→ **WHAT THE TASK REQUIRES**
Copy out the lines from the one containing "risk-progress-fill: [45, 465, 701, 487]" through the one containing "liquidation-marker: LIQUIDATION: [732, 421, 867, 439]", character for character.

--- START OF DATA PROVIDED ---

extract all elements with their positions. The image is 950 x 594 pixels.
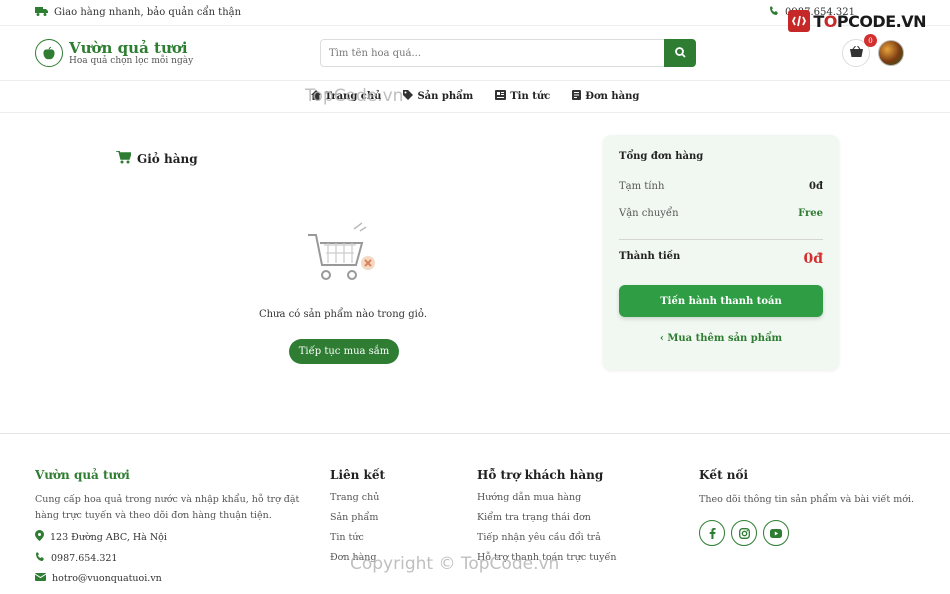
shopping-cart-icon [116,150,133,167]
footer-link[interactable]: Trang chủ [330,492,460,503]
cart-button[interactable]: 0 [842,34,877,67]
logo-title: Vườn quả tươi [69,39,188,57]
footer-support-link[interactable]: Hướng dẫn mua hàng [477,492,687,503]
shipping-label: Vận chuyển [619,208,679,219]
shipping-info: Giao hàng nhanh, bảo quản cẩn thận [35,6,241,19]
subtotal-value: 0đ [809,181,823,192]
summary-divider [619,239,823,240]
newspaper-icon [495,90,507,103]
logo-subtitle: Hoa quả chọn lọc mỗi ngày [69,56,194,66]
subtotal-row: Tạm tính 0đ [619,181,823,192]
facebook-icon[interactable] [699,520,725,546]
footer-about-text: Cung cấp hoa quả trong nước và nhập khẩu… [35,494,300,521]
footer-email[interactable]: hotro@vuonquatuoi.vn [34,573,315,584]
footer-phone[interactable]: 0987.654.321 [35,552,315,565]
location-pin-icon [35,530,44,544]
cart-page: Giỏ hàng Chưa có sản phẩm nào trong giỏ.… [0,113,950,433]
brand-logo: TOPCODE.VN [788,10,927,32]
phone-icon [769,6,779,19]
footer-connect: Kết nối Theo dõi thông tin sản phẩm và b… [699,468,919,546]
apple-icon [35,39,63,67]
nav-label-home: Trang chủ [324,91,382,102]
order-summary: Tổng đơn hàng Tạm tính 0đ Vận chuyển Fre… [603,135,839,370]
footer-address: 123 Đường ABC, Hà Nội [35,530,315,544]
footer-links: Liên kết Trang chủ Sản phẩm Tin tức Đơn … [330,468,460,572]
continue-shopping-button[interactable]: Tiếp tục mua sắm [289,339,399,364]
main-nav: Trang chủ Sản phẩm Tin tức Đơn hàng [0,81,950,113]
cart-title: Giỏ hàng [137,152,198,166]
search-button[interactable] [664,39,696,67]
cart-count-badge: 0 [864,34,877,47]
footer-connect-text: Theo dõi thông tin sản phẩm và bài viết … [699,494,914,505]
tag-icon [403,90,414,103]
footer-link[interactable]: Tin tức [330,532,460,543]
nav-label-news: Tin tức [510,91,551,102]
nav-item-orders[interactable]: Đơn hàng [572,90,639,103]
footer-link[interactable]: Sản phẩm [330,512,460,523]
footer-about-title: Vườn quả tươi [35,468,130,482]
footer-links-title: Liên kết [330,468,386,482]
brand-mark-icon [788,10,811,32]
nav-label-products: Sản phẩm [417,91,474,102]
continue-shopping-link[interactable]: ‹ Mua thêm sản phẩm [619,333,823,344]
site-header: Vườn quả tươi Hoa quả chọn lọc mỗi ngày … [0,26,950,81]
footer-support-link[interactable]: Hỗ trợ thanh toán trực tuyến [477,552,687,563]
truck-icon [35,6,48,19]
footer-connect-title: Kết nối [699,468,749,482]
search-bar [320,39,696,67]
shipping-value: Free [798,208,823,219]
basket-icon [849,45,863,60]
brand-text: TOPCODE.VN [813,11,926,31]
youtube-icon[interactable] [763,520,789,546]
instagram-icon[interactable] [731,520,757,546]
home-icon [310,90,321,103]
nav-item-news[interactable]: Tin tức [495,90,550,103]
shipping-row: Vận chuyển Free [619,208,823,219]
nav-label-orders: Đơn hàng [585,91,640,102]
cart-heading: Giỏ hàng [116,150,198,167]
receipt-icon [572,90,582,103]
total-row: Thành tiền 0đ [619,251,823,267]
footer-link[interactable]: Đơn hàng [330,552,460,563]
site-footer: Vườn quả tươi Cung cấp hoa quả trong nướ… [0,433,950,594]
header-actions: 0 [842,34,904,67]
search-icon [674,46,686,61]
chevron-left-icon: ‹ [659,333,664,344]
site-logo[interactable]: Vườn quả tươi Hoa quả chọn lọc mỗi ngày [35,39,320,67]
summary-title: Tổng đơn hàng [619,151,704,162]
nav-item-home[interactable]: Trang chủ [310,90,382,103]
user-avatar[interactable] [878,40,904,66]
footer-about: Vườn quả tươi Cung cấp hoa quả trong nướ… [34,468,315,584]
checkout-button[interactable]: Tiến hành thanh toán [619,285,823,317]
empty-cart-icon [306,221,382,288]
subtotal-label: Tạm tính [619,181,665,192]
footer-support-link[interactable]: Kiểm tra trạng thái đơn [477,512,687,523]
continue-shopping-label: Mua thêm sản phẩm [667,333,783,344]
total-label: Thành tiền [619,251,681,262]
envelope-icon [34,573,47,584]
social-links [699,520,919,546]
footer-support-link[interactable]: Tiếp nhận yêu cầu đổi trả [477,532,687,543]
empty-cart-message: Chưa có sản phẩm nào trong giỏ. [258,309,428,320]
nav-item-products[interactable]: Sản phẩm [403,90,473,103]
footer-support: Hỗ trợ khách hàng Hướng dẫn mua hàng Kiể… [477,468,687,572]
shipping-text: Giao hàng nhanh, bảo quản cẩn thận [54,7,242,18]
search-input[interactable] [320,39,664,67]
phone-icon [35,552,45,565]
total-value: 0đ [803,251,823,267]
footer-support-title: Hỗ trợ khách hàng [477,468,604,482]
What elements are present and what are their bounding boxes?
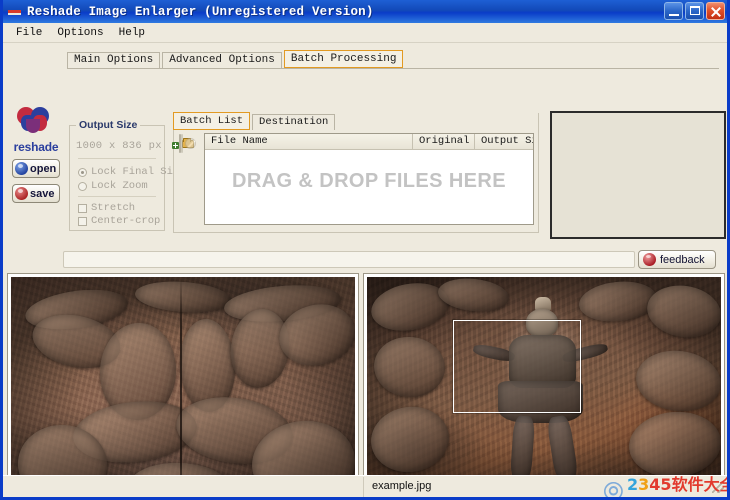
tab-batch-processing[interactable]: Batch Processing [283, 50, 404, 68]
main-tab-strip: Main Options Advanced Options Batch Proc… [67, 50, 405, 68]
open-button[interactable]: open [12, 159, 60, 178]
preview-panes [7, 273, 725, 497]
feedback-icon [643, 253, 656, 266]
tab-strip-divider [67, 68, 719, 69]
sidebar: reshade open save [8, 105, 64, 209]
batch-sub-tab-strip: Batch List Destination [173, 112, 337, 130]
status-filename: example.jpg [363, 476, 439, 497]
resize-grip[interactable] [712, 480, 724, 493]
column-header-original-size[interactable]: Original Size [413, 134, 475, 149]
window-title: Reshade Image Enlarger (Unregistered Ver… [27, 4, 374, 19]
radio-lock-zoom[interactable]: Lock Zoom [78, 180, 148, 192]
tab-main-options[interactable]: Main Options [67, 52, 161, 68]
full-preview-image [367, 277, 721, 497]
batch-toolbar [172, 134, 199, 153]
remove-disabled-icon [185, 138, 196, 149]
radio-lock-final-size[interactable]: Lock Final Size [78, 166, 186, 178]
radio-indicator-icon [78, 167, 87, 177]
menu-item-file[interactable]: File [9, 25, 50, 41]
menu-bar: File Options Help [3, 23, 727, 43]
feedback-button-label: feedback [660, 253, 705, 266]
maximize-button[interactable] [685, 2, 704, 20]
checkbox-center-crop[interactable]: Center-crop [78, 215, 160, 227]
checkbox-stretch[interactable]: Stretch [78, 202, 135, 214]
open-button-label: open [30, 162, 57, 175]
radio-lock-final-size-label: Lock Final Size [91, 166, 186, 178]
divider [78, 158, 156, 159]
output-size-group: Output Size 1000 x 836 px Lock Final Siz… [69, 119, 186, 231]
logo-wordmark: reshade [13, 140, 59, 154]
minimize-icon [669, 14, 679, 16]
drag-drop-hint: DRAG & DROP FILES HERE [231, 170, 506, 192]
maximize-icon [690, 6, 700, 15]
batch-file-list[interactable]: File Name Original Size Output Size DRAG… [204, 133, 534, 225]
batch-processing-panel: File Name Original Size Output Size DRAG… [172, 113, 539, 233]
zoomed-preview-image [11, 277, 355, 497]
application-window: Reshade Image Enlarger (Unregistered Ver… [0, 0, 730, 500]
subtab-batch-list[interactable]: Batch List [173, 112, 251, 130]
save-button-label: save [30, 187, 55, 200]
column-header-file-name[interactable]: File Name [205, 134, 413, 149]
subtab-destination[interactable]: Destination [252, 114, 336, 130]
output-size-value: 1000 x 836 px [76, 140, 162, 152]
reshade-logo-icon [7, 4, 23, 20]
remove-file-button[interactable] [181, 134, 196, 153]
checkbox-center-crop-label: Center-crop [91, 215, 161, 227]
client-area: Main Options Advanced Options Batch Proc… [3, 43, 727, 497]
reshade-logo-icon [13, 105, 59, 139]
checkbox-icon [78, 216, 87, 226]
divider [78, 196, 156, 197]
progress-bar [63, 251, 635, 268]
selection-rectangle[interactable] [453, 319, 581, 413]
file-list-header: File Name Original Size Output Size [205, 134, 533, 150]
title-bar: Reshade Image Enlarger (Unregistered Ver… [3, 0, 727, 23]
empty-preview-box[interactable] [550, 111, 726, 239]
minimize-button[interactable] [664, 2, 683, 20]
status-bar: example.jpg [3, 475, 727, 497]
radio-indicator-icon [78, 181, 87, 191]
window-controls [664, 2, 725, 20]
full-preview-pane[interactable] [363, 273, 725, 497]
radio-lock-zoom-label: Lock Zoom [91, 180, 148, 192]
menu-item-help[interactable]: Help [112, 25, 153, 41]
column-header-output-size[interactable]: Output Size [475, 134, 533, 149]
tab-advanced-options[interactable]: Advanced Options [162, 52, 282, 68]
open-circle-icon [15, 162, 28, 175]
save-button[interactable]: save [12, 184, 60, 203]
feedback-button[interactable]: feedback [638, 250, 716, 269]
close-button[interactable] [706, 2, 725, 20]
zoomed-preview-pane[interactable] [7, 273, 359, 497]
save-circle-icon [15, 187, 28, 200]
checkbox-icon [78, 203, 87, 213]
menu-item-options[interactable]: Options [50, 25, 111, 41]
output-size-title: Output Size [76, 119, 141, 131]
checkbox-stretch-label: Stretch [91, 202, 136, 214]
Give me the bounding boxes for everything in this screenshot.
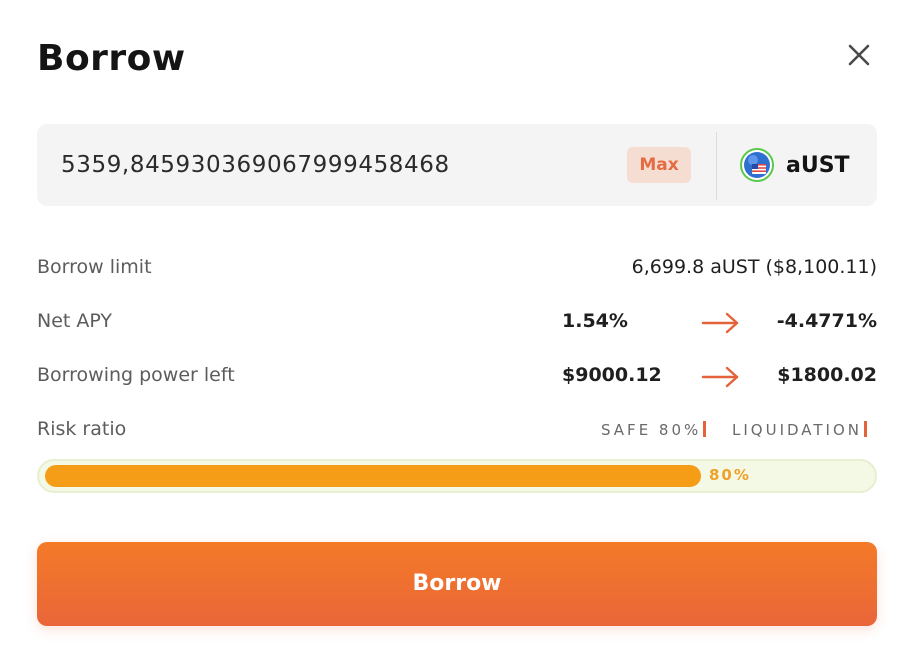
risk-progress-fill: [45, 465, 701, 487]
liquidation-tick: [864, 421, 867, 437]
close-icon[interactable]: [842, 38, 876, 72]
token-label: aUST: [786, 152, 850, 178]
token-selector[interactable]: aUST: [740, 146, 850, 184]
divider: [716, 132, 717, 200]
amount-input-box: Max aUST: [37, 124, 877, 206]
risk-progress-bar: [37, 459, 877, 493]
borrow-limit-label: Borrow limit: [37, 256, 152, 278]
borrowing-power-label: Borrowing power left: [37, 364, 235, 386]
arrow-right-icon: [701, 312, 739, 334]
aust-token-icon: [740, 148, 774, 182]
borrowing-power-to: $1800.02: [777, 364, 877, 386]
safe-marker-label: SAFE 80%: [601, 421, 702, 439]
max-button[interactable]: Max: [627, 147, 691, 183]
borrow-modal: Borrow Max aUST Borrow limit 6,699.8 a: [0, 0, 912, 660]
amount-input[interactable]: [61, 144, 601, 186]
borrowing-power-from: $9000.12: [562, 364, 662, 386]
net-apy-from: 1.54%: [562, 310, 628, 332]
risk-ratio-label: Risk ratio: [37, 418, 127, 440]
net-apy-label: Net APY: [37, 310, 113, 332]
risk-progress-label: 80%: [709, 466, 751, 484]
borrow-button[interactable]: Borrow: [37, 542, 877, 626]
liquidation-marker: LIQUIDATION: [732, 421, 867, 439]
liquidation-marker-label: LIQUIDATION: [732, 421, 862, 439]
arrow-right-icon: [701, 366, 739, 388]
borrow-limit-value: 6,699.8 aUST ($8,100.11): [631, 256, 877, 278]
modal-title: Borrow: [37, 38, 186, 79]
net-apy-to: -4.4771%: [776, 310, 877, 332]
safe-tick: [703, 421, 707, 437]
safe-marker: SAFE 80%: [601, 421, 707, 439]
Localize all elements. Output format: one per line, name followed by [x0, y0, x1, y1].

--- END OF DATA PROVIDED ---

→ **EXERCISE SOLUTION**
risk-progress-fill: [45, 465, 701, 487]
liquidation-tick: [864, 421, 867, 437]
close-icon[interactable]: [842, 38, 876, 72]
token-label: aUST: [786, 152, 850, 178]
token-selector[interactable]: aUST: [740, 146, 850, 184]
divider: [716, 132, 717, 200]
amount-input-box: Max aUST: [37, 124, 877, 206]
risk-progress-bar: [37, 459, 877, 493]
borrow-limit-label: Borrow limit: [37, 256, 152, 278]
borrowing-power-label: Borrowing power left: [37, 364, 235, 386]
arrow-right-icon: [701, 312, 739, 334]
aust-token-icon: [740, 148, 774, 182]
borrowing-power-to: $1800.02: [777, 364, 877, 386]
safe-marker-label: SAFE 80%: [601, 421, 702, 439]
max-button[interactable]: Max: [627, 147, 691, 183]
borrow-modal: Borrow Max aUST Borrow limit 6,699.8 a: [0, 0, 912, 660]
amount-input[interactable]: [61, 144, 601, 186]
borrowing-power-from: $9000.12: [562, 364, 662, 386]
net-apy-from: 1.54%: [562, 310, 628, 332]
risk-ratio-label: Risk ratio: [37, 418, 127, 440]
net-apy-label: Net APY: [37, 310, 113, 332]
risk-progress-label: 80%: [709, 466, 751, 484]
borrow-button[interactable]: Borrow: [37, 542, 877, 626]
liquidation-marker: LIQUIDATION: [732, 421, 867, 439]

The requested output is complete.